# What this task involves
Identify each line below that contains the word "name", and copy it out.

# Data records
○ ○ ○ ○
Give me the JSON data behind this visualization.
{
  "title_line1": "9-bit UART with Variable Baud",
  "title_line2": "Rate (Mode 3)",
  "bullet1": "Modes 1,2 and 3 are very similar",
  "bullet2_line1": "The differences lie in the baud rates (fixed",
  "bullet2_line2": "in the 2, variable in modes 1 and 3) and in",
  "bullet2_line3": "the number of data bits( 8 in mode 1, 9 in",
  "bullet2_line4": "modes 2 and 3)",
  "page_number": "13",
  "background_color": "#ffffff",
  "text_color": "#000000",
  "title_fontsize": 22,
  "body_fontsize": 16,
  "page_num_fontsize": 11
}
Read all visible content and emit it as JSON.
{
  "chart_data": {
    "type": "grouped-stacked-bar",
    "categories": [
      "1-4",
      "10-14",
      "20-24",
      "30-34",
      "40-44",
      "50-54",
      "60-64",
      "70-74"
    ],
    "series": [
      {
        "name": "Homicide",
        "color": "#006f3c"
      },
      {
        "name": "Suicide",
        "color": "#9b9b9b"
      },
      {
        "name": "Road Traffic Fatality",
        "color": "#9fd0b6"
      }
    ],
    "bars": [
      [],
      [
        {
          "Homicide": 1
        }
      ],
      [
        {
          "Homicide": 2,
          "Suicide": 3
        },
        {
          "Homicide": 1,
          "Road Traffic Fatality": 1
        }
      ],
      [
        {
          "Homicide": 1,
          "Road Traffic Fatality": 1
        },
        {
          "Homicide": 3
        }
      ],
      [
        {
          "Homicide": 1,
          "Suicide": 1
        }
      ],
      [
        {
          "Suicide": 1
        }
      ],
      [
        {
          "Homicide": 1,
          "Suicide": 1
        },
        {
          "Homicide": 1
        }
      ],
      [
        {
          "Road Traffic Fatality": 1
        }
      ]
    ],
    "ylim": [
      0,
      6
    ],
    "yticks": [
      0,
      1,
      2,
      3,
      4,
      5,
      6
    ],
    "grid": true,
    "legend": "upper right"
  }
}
○ ○ ○ ○
# Task output
        "name": "Homicide",
        "name": "Suicide",
        "name": "Road Traffic Fatality",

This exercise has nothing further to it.